* _WORK TO COMPLETE_: Pull every line containing "will" from the entries.

* _MATERIAL PROVIDED_:

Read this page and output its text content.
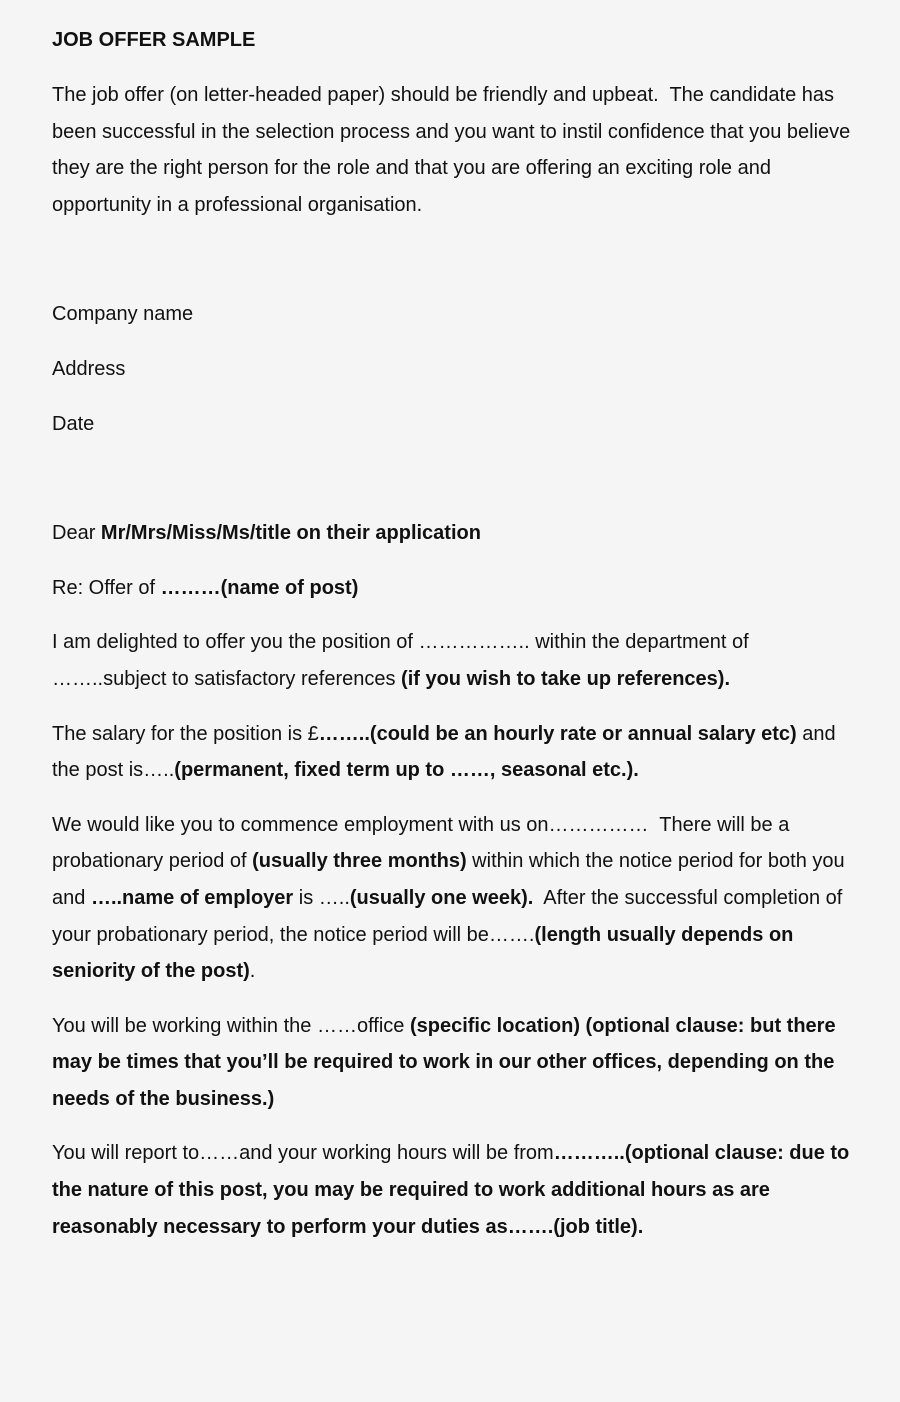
JOB OFFER SAMPLE

The job offer (on letter-headed paper) should be friendly and upbeat.  The candidate has been successful in the selection process and you want to instil confidence that you believe they are the right person for the role and that you are offering an exciting role and opportunity in a professional organisation.

Company name

Address

Date

Dear Mr/Mrs/Miss/Ms/title on their application

Re: Offer of ………(name of post)

I am delighted to offer you the position of …………….. within the department of ……..subject to satisfactory references (if you wish to take up references).

The salary for the position is £……..(could be an hourly rate or annual salary etc) and the post is…..(permanent, fixed term up to ……, seasonal etc.).

We would like you to commence employment with us on……………  There will be a probationary period of (usually three months) within which the notice period for both you and …..name of employer is …..(usually one week).  After the successful completion of your probationary period, the notice period will be…….(length usually depends on seniority of the post).

You will be working within the ……office (specific location) (optional clause: but there may be times that you’ll be required to work in our other offices, depending on the needs of the business.)

You will report to……and your working hours will be from………..(optional clause: due to the nature of this post, you may be required to work additional hours as are reasonably necessary to perform your duties as…….(job title).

* _ANSWER TO THIS EXERCISE_:
We would like you to commence employment with us on……………  There will be a probationary period of (usually three months) within which the notice period for both you and …..name of employer is …..(usually one week).  After the successful completion of your probationary period, the notice period will be…….(length usually depends on seniority of the post).
You will be working within the ……office (specific location) (optional clause: but there may be times that you’ll be required to work in our other offices, depending on the needs of the business.)
You will report to……and your working hours will be from………..(optional clause: due to the nature of this post, you may be required to work additional hours as are reasonably necessary to perform your duties as…….(job title).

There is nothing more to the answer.